Goal>
Count, in the entries, the lines with "JSON". Answer with the number only.

Material provided>
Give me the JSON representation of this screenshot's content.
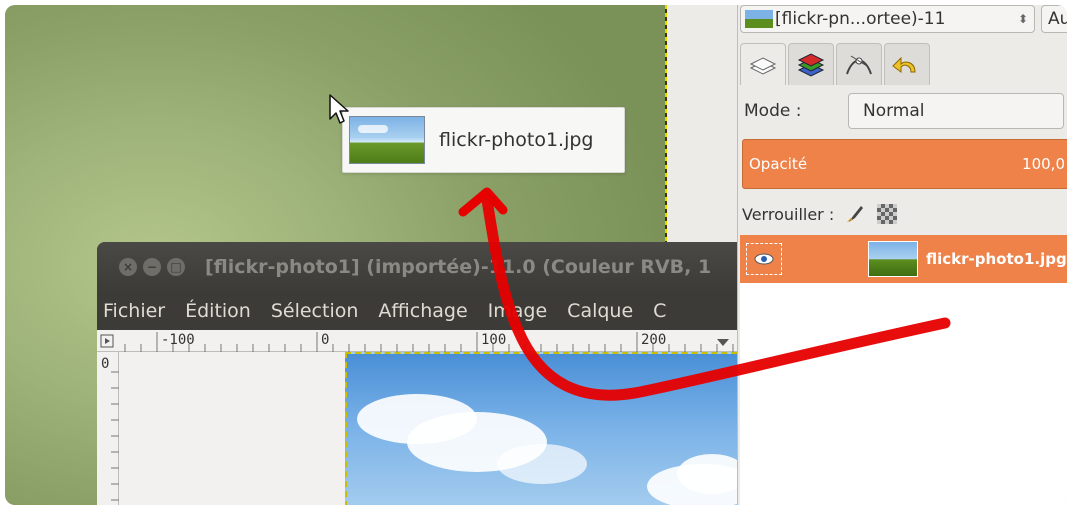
{
  "drag_tooltip": {
    "filename": "flickr-photo1.jpg",
    "thumbnail_icon": "landscape-thumbnail"
  },
  "image_window": {
    "title": "[flickr-photo1] (importée)-11.0 (Couleur RVB, 1",
    "menu": [
      "Fichier",
      "Édition",
      "Sélection",
      "Affichage",
      "Image",
      "Calque",
      "C"
    ],
    "ruler_labels": [
      "-100",
      "0",
      "100",
      "200"
    ],
    "vruler_label": "0"
  },
  "layers_dock": {
    "image_select": "[flickr-pn...ortee)-11",
    "auto_button": "Au",
    "tabs": [
      "layers-icon",
      "channels-icon",
      "paths-icon",
      "undo-history-icon"
    ],
    "mode_label": "Mode :",
    "mode_value": "Normal",
    "opacity_label": "Opacité",
    "opacity_value": "100,0",
    "lock_label": "Verrouiller :",
    "layer_name": "flickr-photo1.jpg"
  },
  "colors": {
    "accent_orange": "#ef8249",
    "arrow_red": "#e60000"
  }
}
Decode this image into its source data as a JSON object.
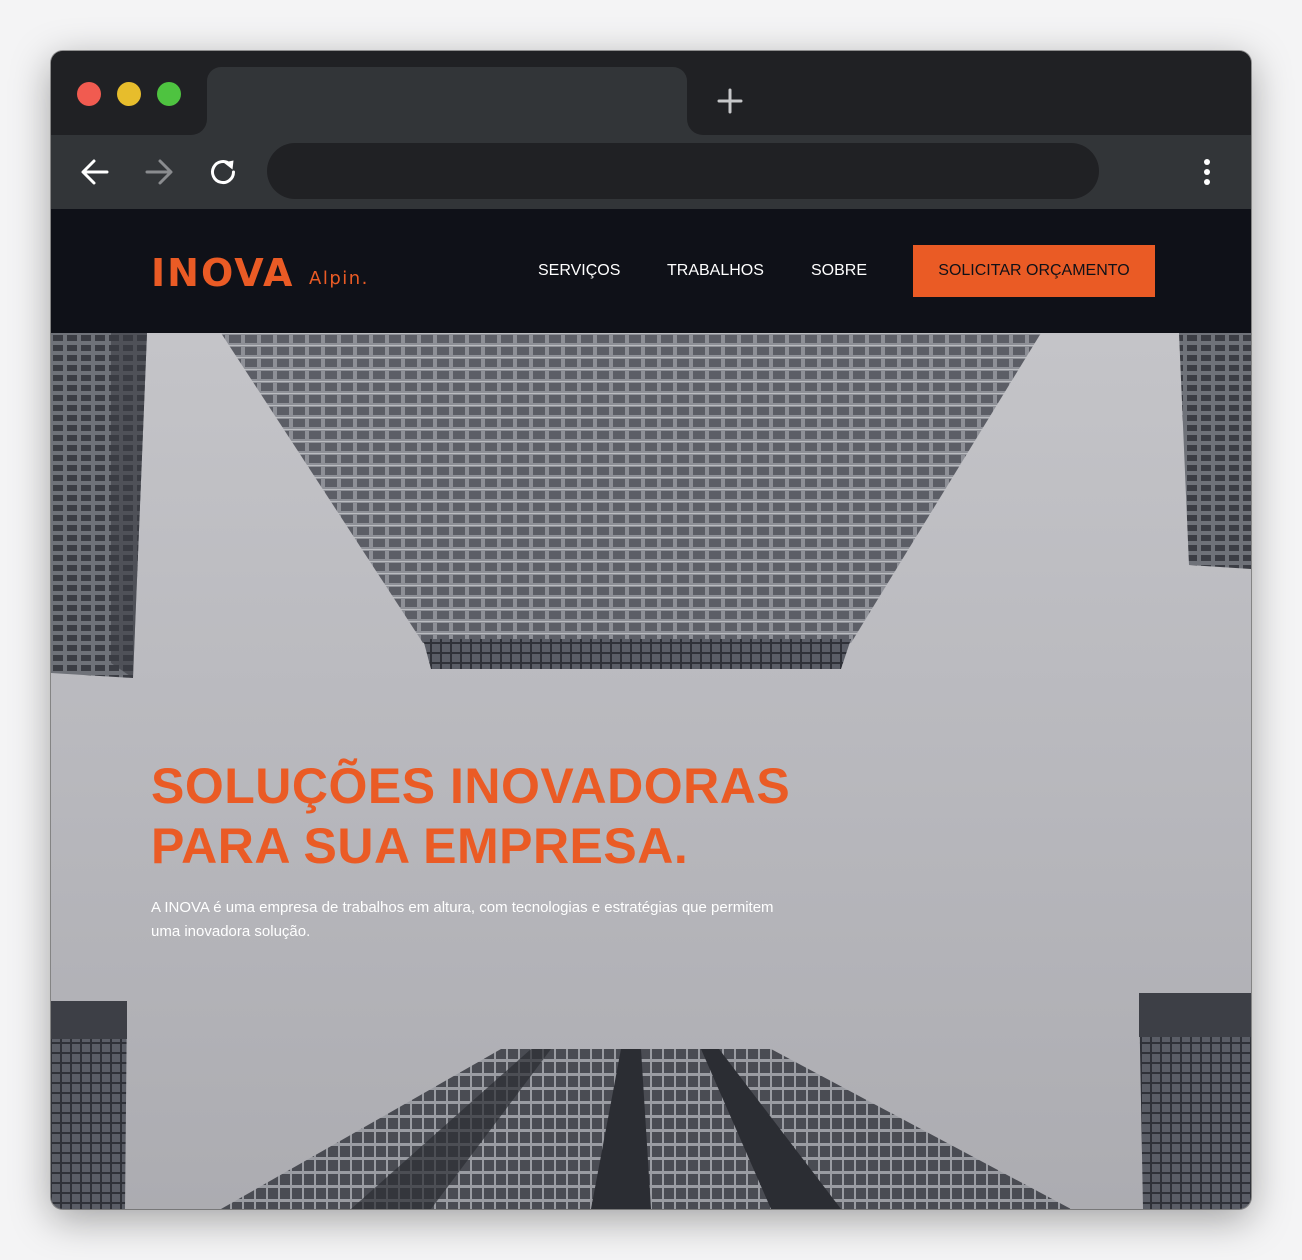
{
  "browser": {
    "tab_title": "",
    "url": "",
    "icons": {
      "new_tab": "plus-icon",
      "back": "arrow-left-icon",
      "forward": "arrow-right-icon",
      "reload": "reload-icon",
      "menu": "kebab-menu-icon"
    }
  },
  "site": {
    "logo": {
      "word": "INOVA",
      "sub": "Alpin."
    },
    "nav": {
      "servicos": "SERVIÇOS",
      "trabalhos": "TRABALHOS",
      "sobre": "SOBRE",
      "cta": "SOLICITAR ORÇAMENTO"
    },
    "hero": {
      "title_line1": "SOLUÇÕES INOVADORAS",
      "title_line2": "PARA SUA EMPRESA.",
      "text": "A INOVA é uma empresa de trabalhos em altura, com tecnologias e estratégias que permitem uma inovadora solução.",
      "background": "skyscrapers-photo"
    }
  },
  "colors": {
    "accent": "#ea5b25",
    "header_bg": "#0f1118",
    "chrome_dark": "#202124",
    "chrome_tab": "#323538"
  }
}
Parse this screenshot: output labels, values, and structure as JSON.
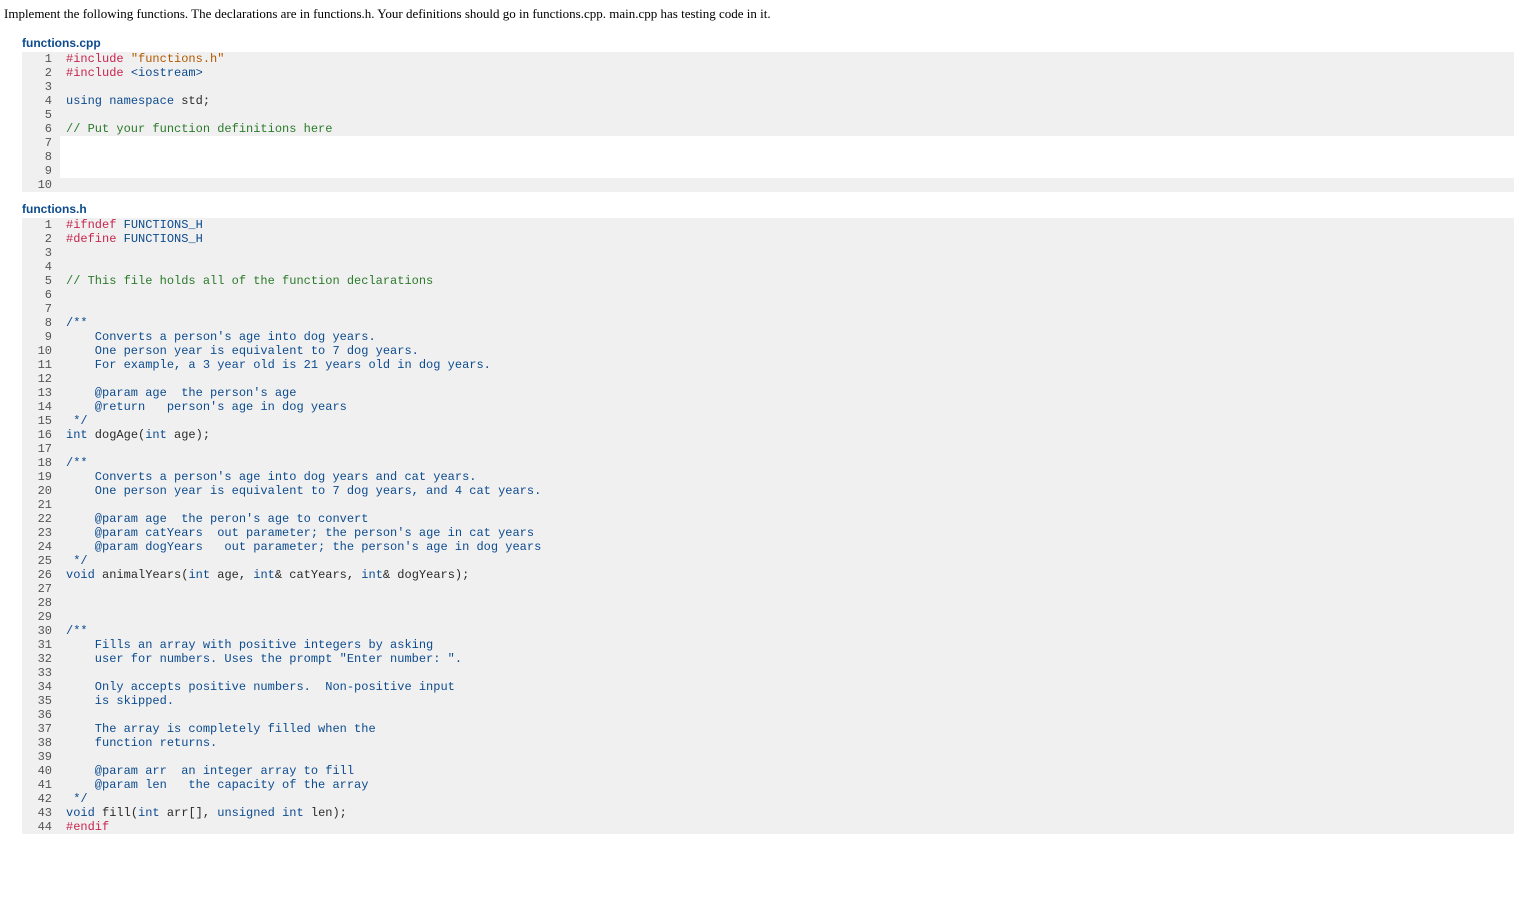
{
  "instructions": "Implement the following functions. The declarations are in functions.h. Your definitions should go in functions.cpp. main.cpp has testing code in it.",
  "files": [
    {
      "name": "functions.cpp",
      "lines": [
        {
          "n": 1,
          "tokens": [
            {
              "cls": "tok-preproc",
              "t": "#include"
            },
            {
              "cls": "tok-plain",
              "t": " "
            },
            {
              "cls": "tok-string",
              "t": "\"functions.h\""
            }
          ]
        },
        {
          "n": 2,
          "tokens": [
            {
              "cls": "tok-preproc",
              "t": "#include"
            },
            {
              "cls": "tok-plain",
              "t": " "
            },
            {
              "cls": "tok-include-sys",
              "t": "<iostream>"
            }
          ]
        },
        {
          "n": 3,
          "tokens": []
        },
        {
          "n": 4,
          "tokens": [
            {
              "cls": "tok-keyword",
              "t": "using"
            },
            {
              "cls": "tok-plain",
              "t": " "
            },
            {
              "cls": "tok-keyword",
              "t": "namespace"
            },
            {
              "cls": "tok-plain",
              "t": " std;"
            }
          ]
        },
        {
          "n": 5,
          "tokens": []
        },
        {
          "n": 6,
          "tokens": [
            {
              "cls": "tok-comment",
              "t": "// Put your function definitions here"
            }
          ]
        },
        {
          "n": 7,
          "active": true,
          "tokens": []
        },
        {
          "n": 8,
          "active": true,
          "tokens": []
        },
        {
          "n": 9,
          "active": true,
          "tokens": []
        },
        {
          "n": 10,
          "tokens": []
        }
      ]
    },
    {
      "name": "functions.h",
      "lines": [
        {
          "n": 1,
          "tokens": [
            {
              "cls": "tok-preproc",
              "t": "#ifndef"
            },
            {
              "cls": "tok-plain",
              "t": " "
            },
            {
              "cls": "tok-include-sys",
              "t": "FUNCTIONS_H"
            }
          ]
        },
        {
          "n": 2,
          "tokens": [
            {
              "cls": "tok-preproc",
              "t": "#define"
            },
            {
              "cls": "tok-plain",
              "t": " "
            },
            {
              "cls": "tok-include-sys",
              "t": "FUNCTIONS_H"
            }
          ]
        },
        {
          "n": 3,
          "tokens": []
        },
        {
          "n": 4,
          "tokens": []
        },
        {
          "n": 5,
          "tokens": [
            {
              "cls": "tok-comment",
              "t": "// This file holds all of the function declarations"
            }
          ]
        },
        {
          "n": 6,
          "tokens": []
        },
        {
          "n": 7,
          "tokens": []
        },
        {
          "n": 8,
          "tokens": [
            {
              "cls": "tok-doccmt",
              "t": "/**"
            }
          ]
        },
        {
          "n": 9,
          "tokens": [
            {
              "cls": "tok-doccmt",
              "t": "    Converts a person's age into dog years."
            }
          ]
        },
        {
          "n": 10,
          "tokens": [
            {
              "cls": "tok-doccmt",
              "t": "    One person year is equivalent to 7 dog years."
            }
          ]
        },
        {
          "n": 11,
          "tokens": [
            {
              "cls": "tok-doccmt",
              "t": "    For example, a 3 year old is 21 years old in dog years."
            }
          ]
        },
        {
          "n": 12,
          "tokens": []
        },
        {
          "n": 13,
          "tokens": [
            {
              "cls": "tok-doccmt",
              "t": "    @param "
            },
            {
              "cls": "tok-doccmt",
              "t": "age"
            },
            {
              "cls": "tok-doccmt",
              "t": "  the person's age"
            }
          ]
        },
        {
          "n": 14,
          "tokens": [
            {
              "cls": "tok-doccmt",
              "t": "    @return   "
            },
            {
              "cls": "tok-doccmt",
              "t": "person's age in dog years"
            }
          ]
        },
        {
          "n": 15,
          "tokens": [
            {
              "cls": "tok-doccmt",
              "t": " */"
            }
          ]
        },
        {
          "n": 16,
          "tokens": [
            {
              "cls": "tok-keyword",
              "t": "int"
            },
            {
              "cls": "tok-plain",
              "t": " dogAge("
            },
            {
              "cls": "tok-keyword",
              "t": "int"
            },
            {
              "cls": "tok-plain",
              "t": " age);"
            }
          ]
        },
        {
          "n": 17,
          "tokens": []
        },
        {
          "n": 18,
          "tokens": [
            {
              "cls": "tok-doccmt",
              "t": "/**"
            }
          ]
        },
        {
          "n": 19,
          "tokens": [
            {
              "cls": "tok-doccmt",
              "t": "    Converts a person's age into dog years and cat years."
            }
          ]
        },
        {
          "n": 20,
          "tokens": [
            {
              "cls": "tok-doccmt",
              "t": "    One person year is equivalent to 7 dog years, and 4 cat years."
            }
          ]
        },
        {
          "n": 21,
          "tokens": []
        },
        {
          "n": 22,
          "tokens": [
            {
              "cls": "tok-doccmt",
              "t": "    @param "
            },
            {
              "cls": "tok-doccmt",
              "t": "age"
            },
            {
              "cls": "tok-doccmt",
              "t": "  the peron's age to convert"
            }
          ]
        },
        {
          "n": 23,
          "tokens": [
            {
              "cls": "tok-doccmt",
              "t": "    @param "
            },
            {
              "cls": "tok-doccmt",
              "t": "catYears"
            },
            {
              "cls": "tok-doccmt",
              "t": "  out parameter; the person's age in cat years"
            }
          ]
        },
        {
          "n": 24,
          "tokens": [
            {
              "cls": "tok-doccmt",
              "t": "    @param "
            },
            {
              "cls": "tok-doccmt",
              "t": "dogYears"
            },
            {
              "cls": "tok-doccmt",
              "t": "   out parameter; the person's age in dog years"
            }
          ]
        },
        {
          "n": 25,
          "tokens": [
            {
              "cls": "tok-doccmt",
              "t": " */"
            }
          ]
        },
        {
          "n": 26,
          "tokens": [
            {
              "cls": "tok-keyword",
              "t": "void"
            },
            {
              "cls": "tok-plain",
              "t": " animalYears("
            },
            {
              "cls": "tok-keyword",
              "t": "int"
            },
            {
              "cls": "tok-plain",
              "t": " age, "
            },
            {
              "cls": "tok-keyword",
              "t": "int"
            },
            {
              "cls": "tok-plain",
              "t": "& catYears, "
            },
            {
              "cls": "tok-keyword",
              "t": "int"
            },
            {
              "cls": "tok-plain",
              "t": "& dogYears);"
            }
          ]
        },
        {
          "n": 27,
          "tokens": []
        },
        {
          "n": 28,
          "tokens": []
        },
        {
          "n": 29,
          "tokens": []
        },
        {
          "n": 30,
          "tokens": [
            {
              "cls": "tok-doccmt",
              "t": "/**"
            }
          ]
        },
        {
          "n": 31,
          "tokens": [
            {
              "cls": "tok-doccmt",
              "t": "    Fills an array with positive integers by asking"
            }
          ]
        },
        {
          "n": 32,
          "tokens": [
            {
              "cls": "tok-doccmt",
              "t": "    user for numbers. Uses the prompt \"Enter number: \"."
            }
          ]
        },
        {
          "n": 33,
          "tokens": []
        },
        {
          "n": 34,
          "tokens": [
            {
              "cls": "tok-doccmt",
              "t": "    Only accepts positive numbers.  Non-positive input"
            }
          ]
        },
        {
          "n": 35,
          "tokens": [
            {
              "cls": "tok-doccmt",
              "t": "    is skipped."
            }
          ]
        },
        {
          "n": 36,
          "tokens": []
        },
        {
          "n": 37,
          "tokens": [
            {
              "cls": "tok-doccmt",
              "t": "    The array is completely filled when the"
            }
          ]
        },
        {
          "n": 38,
          "tokens": [
            {
              "cls": "tok-doccmt",
              "t": "    function returns."
            }
          ]
        },
        {
          "n": 39,
          "tokens": []
        },
        {
          "n": 40,
          "tokens": [
            {
              "cls": "tok-doccmt",
              "t": "    @param "
            },
            {
              "cls": "tok-doccmt",
              "t": "arr"
            },
            {
              "cls": "tok-doccmt",
              "t": "  an integer array to fill"
            }
          ]
        },
        {
          "n": 41,
          "tokens": [
            {
              "cls": "tok-doccmt",
              "t": "    @param "
            },
            {
              "cls": "tok-doccmt",
              "t": "len"
            },
            {
              "cls": "tok-doccmt",
              "t": "   the capacity of the array"
            }
          ]
        },
        {
          "n": 42,
          "tokens": [
            {
              "cls": "tok-doccmt",
              "t": " */"
            }
          ]
        },
        {
          "n": 43,
          "tokens": [
            {
              "cls": "tok-keyword",
              "t": "void"
            },
            {
              "cls": "tok-plain",
              "t": " fill("
            },
            {
              "cls": "tok-keyword",
              "t": "int"
            },
            {
              "cls": "tok-plain",
              "t": " arr[], "
            },
            {
              "cls": "tok-keyword",
              "t": "unsigned"
            },
            {
              "cls": "tok-plain",
              "t": " "
            },
            {
              "cls": "tok-keyword",
              "t": "int"
            },
            {
              "cls": "tok-plain",
              "t": " len);"
            }
          ]
        },
        {
          "n": 44,
          "tokens": [
            {
              "cls": "tok-preproc",
              "t": "#endif"
            }
          ]
        }
      ]
    }
  ]
}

Task solution>
3